Problem details – Wherever "type" appears in a line, copy that line.

[Items from a dataset]

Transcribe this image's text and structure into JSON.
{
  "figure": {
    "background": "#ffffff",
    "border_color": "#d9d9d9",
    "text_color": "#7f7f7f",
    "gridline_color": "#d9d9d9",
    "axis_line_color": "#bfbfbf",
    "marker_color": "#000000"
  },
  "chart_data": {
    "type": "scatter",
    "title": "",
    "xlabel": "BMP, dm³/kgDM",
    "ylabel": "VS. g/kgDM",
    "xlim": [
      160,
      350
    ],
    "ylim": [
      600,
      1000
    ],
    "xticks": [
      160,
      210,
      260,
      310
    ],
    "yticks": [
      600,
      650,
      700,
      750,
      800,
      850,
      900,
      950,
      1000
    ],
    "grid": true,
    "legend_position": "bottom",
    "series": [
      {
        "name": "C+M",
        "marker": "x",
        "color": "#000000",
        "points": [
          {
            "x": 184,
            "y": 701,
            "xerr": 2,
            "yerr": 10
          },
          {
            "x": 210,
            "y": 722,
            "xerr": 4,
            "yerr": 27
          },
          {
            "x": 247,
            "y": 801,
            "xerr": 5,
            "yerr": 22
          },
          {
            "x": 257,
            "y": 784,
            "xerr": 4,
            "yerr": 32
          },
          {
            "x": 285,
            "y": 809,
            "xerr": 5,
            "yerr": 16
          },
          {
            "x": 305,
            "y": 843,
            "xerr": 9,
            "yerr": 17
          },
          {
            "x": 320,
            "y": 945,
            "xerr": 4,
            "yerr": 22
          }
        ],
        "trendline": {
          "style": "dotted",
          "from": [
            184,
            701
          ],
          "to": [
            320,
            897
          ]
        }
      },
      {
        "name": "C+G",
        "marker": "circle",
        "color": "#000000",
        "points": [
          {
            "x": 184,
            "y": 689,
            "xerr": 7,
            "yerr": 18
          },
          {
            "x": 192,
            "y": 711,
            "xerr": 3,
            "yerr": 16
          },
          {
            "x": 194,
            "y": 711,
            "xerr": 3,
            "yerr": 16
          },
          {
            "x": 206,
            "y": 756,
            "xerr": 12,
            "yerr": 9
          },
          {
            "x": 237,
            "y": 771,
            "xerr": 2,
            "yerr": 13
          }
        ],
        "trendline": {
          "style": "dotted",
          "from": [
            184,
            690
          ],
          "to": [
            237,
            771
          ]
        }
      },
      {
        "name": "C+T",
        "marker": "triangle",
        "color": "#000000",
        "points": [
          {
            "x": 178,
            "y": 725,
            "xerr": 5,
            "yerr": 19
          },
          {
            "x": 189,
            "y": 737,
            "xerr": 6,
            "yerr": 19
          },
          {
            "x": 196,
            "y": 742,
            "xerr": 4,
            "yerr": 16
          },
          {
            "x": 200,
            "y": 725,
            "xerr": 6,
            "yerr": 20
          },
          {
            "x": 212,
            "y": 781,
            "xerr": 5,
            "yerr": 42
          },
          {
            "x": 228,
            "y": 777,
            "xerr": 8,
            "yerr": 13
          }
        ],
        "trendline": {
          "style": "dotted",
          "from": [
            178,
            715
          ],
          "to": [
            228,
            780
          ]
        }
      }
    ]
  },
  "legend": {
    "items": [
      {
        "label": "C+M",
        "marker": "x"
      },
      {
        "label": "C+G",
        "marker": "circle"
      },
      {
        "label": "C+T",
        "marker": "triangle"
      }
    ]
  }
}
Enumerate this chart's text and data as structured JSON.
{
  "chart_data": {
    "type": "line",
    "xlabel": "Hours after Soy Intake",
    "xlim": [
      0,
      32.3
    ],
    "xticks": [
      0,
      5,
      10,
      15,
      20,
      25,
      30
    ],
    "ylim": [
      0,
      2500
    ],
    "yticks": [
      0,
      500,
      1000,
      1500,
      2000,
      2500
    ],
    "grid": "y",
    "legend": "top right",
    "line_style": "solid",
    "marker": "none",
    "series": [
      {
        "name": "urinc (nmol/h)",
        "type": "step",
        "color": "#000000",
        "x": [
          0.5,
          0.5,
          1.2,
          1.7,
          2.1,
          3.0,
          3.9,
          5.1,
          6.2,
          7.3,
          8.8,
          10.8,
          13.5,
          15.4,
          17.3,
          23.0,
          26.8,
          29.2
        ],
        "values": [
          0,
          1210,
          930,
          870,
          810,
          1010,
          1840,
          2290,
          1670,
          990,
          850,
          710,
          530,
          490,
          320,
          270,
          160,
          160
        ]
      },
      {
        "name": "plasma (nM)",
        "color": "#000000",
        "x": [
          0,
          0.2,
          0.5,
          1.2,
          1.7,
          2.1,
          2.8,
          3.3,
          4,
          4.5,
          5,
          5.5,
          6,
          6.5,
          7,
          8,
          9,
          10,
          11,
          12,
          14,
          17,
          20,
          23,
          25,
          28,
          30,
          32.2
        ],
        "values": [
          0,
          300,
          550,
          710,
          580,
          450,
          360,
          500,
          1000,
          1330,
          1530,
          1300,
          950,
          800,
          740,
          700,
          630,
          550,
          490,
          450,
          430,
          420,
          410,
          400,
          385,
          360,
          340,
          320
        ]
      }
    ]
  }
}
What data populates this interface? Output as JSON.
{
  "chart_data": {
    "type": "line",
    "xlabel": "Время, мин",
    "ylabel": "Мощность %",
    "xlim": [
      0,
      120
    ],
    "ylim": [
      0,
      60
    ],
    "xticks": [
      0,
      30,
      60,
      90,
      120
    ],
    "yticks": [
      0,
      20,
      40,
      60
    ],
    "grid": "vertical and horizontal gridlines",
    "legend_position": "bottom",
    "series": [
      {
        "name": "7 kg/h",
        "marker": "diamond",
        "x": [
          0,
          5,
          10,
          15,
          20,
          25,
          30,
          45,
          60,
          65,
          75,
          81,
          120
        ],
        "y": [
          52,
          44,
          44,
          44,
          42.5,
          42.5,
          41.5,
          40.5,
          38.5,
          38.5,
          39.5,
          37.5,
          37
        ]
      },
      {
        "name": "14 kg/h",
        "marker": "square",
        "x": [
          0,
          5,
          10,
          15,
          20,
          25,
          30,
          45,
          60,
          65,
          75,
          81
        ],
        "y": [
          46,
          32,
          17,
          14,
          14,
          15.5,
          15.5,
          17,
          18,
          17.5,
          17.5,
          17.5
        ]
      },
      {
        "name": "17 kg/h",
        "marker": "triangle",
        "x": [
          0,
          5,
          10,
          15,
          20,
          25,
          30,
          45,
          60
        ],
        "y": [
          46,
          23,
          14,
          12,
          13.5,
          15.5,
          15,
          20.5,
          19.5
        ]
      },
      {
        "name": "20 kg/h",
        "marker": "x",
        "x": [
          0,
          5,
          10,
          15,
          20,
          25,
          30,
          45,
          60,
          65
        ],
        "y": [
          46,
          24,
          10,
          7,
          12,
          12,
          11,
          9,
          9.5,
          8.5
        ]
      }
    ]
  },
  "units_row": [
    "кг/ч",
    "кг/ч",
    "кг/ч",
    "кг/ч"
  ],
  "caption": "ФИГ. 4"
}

Task output –
    "type": "scatter",
    "type": "line",
        "type": "step",
    "type": "line",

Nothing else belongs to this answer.